Records
★ ★ ★ ★ ★ ★ ★

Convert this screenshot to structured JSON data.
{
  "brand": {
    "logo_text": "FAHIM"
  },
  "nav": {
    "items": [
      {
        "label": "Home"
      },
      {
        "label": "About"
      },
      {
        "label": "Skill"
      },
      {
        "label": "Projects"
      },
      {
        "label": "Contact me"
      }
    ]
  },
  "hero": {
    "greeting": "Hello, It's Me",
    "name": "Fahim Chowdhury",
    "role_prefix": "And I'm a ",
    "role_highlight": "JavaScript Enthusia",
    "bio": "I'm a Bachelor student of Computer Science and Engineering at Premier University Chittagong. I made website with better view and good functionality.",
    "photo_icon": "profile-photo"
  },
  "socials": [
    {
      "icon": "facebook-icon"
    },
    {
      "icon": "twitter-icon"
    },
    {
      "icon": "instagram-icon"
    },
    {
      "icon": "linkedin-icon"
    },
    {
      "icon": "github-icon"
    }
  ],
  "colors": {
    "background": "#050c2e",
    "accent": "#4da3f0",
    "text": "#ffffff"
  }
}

★ ★ ★ ★ ★ ★ ★

### SET EXERCISE
Write out every line from the entries where "label" appears.

### EXERCISE ANSWER
        "label": "Home"
        "label": "About"
        "label": "Skill"
        "label": "Projects"
        "label": "Contact me"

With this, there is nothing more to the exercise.